Extracted records:
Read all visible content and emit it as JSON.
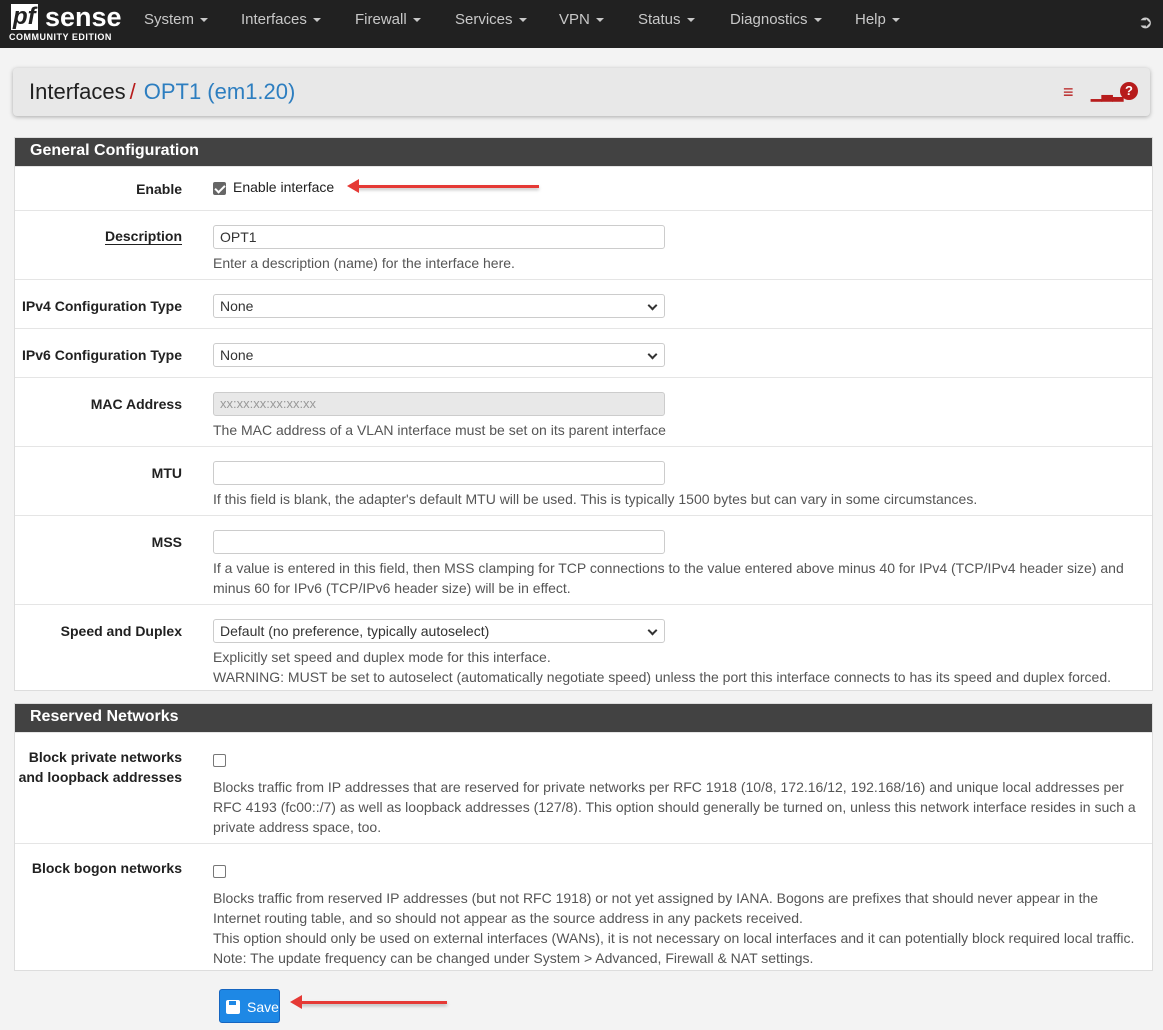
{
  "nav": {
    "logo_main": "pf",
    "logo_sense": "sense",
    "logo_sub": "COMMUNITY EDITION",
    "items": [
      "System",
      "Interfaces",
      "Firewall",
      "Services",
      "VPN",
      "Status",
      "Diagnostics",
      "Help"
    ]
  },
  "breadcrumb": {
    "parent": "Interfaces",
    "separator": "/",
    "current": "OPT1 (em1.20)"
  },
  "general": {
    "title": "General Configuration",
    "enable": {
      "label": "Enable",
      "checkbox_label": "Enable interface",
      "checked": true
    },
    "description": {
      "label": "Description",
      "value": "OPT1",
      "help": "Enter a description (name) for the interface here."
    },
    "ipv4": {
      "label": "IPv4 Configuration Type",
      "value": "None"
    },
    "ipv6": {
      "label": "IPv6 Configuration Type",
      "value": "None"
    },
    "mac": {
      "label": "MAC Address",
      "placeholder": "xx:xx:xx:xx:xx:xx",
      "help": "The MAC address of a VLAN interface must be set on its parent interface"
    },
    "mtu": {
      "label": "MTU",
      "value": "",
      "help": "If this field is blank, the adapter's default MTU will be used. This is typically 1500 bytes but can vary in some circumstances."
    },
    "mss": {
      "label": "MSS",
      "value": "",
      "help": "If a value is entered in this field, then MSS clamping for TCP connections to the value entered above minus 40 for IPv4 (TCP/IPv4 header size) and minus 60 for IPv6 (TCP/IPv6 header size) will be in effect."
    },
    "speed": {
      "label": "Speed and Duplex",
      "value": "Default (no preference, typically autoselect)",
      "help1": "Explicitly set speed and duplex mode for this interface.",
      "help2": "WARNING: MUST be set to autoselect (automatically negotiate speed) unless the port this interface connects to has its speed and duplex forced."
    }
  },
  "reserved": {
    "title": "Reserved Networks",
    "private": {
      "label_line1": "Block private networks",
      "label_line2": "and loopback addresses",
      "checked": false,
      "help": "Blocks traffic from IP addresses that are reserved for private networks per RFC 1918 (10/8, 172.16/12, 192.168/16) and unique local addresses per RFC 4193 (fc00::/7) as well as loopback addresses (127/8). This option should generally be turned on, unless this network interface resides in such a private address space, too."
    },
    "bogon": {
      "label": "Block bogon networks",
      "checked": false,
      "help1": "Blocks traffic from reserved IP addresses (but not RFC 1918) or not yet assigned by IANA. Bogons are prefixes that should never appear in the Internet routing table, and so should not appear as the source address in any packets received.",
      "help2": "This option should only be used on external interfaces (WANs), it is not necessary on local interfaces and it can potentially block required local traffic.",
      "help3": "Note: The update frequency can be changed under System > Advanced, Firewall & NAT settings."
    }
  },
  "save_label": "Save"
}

* Task directions
Extract each line holding the string "value".

* Task answer
      "value": "OPT1",
      "value": "None"
      "value": "None"
      "value": "",
      "value": "",
      "help": "If a value is entered in this field, then MSS clamping for TCP connections to the value entered above minus 40 for IPv4 (TCP/IPv4 header size) and minus 60 for IPv6 (TCP/IPv6 header size) will be in effect."
      "value": "Default (no preference, typically autoselect)",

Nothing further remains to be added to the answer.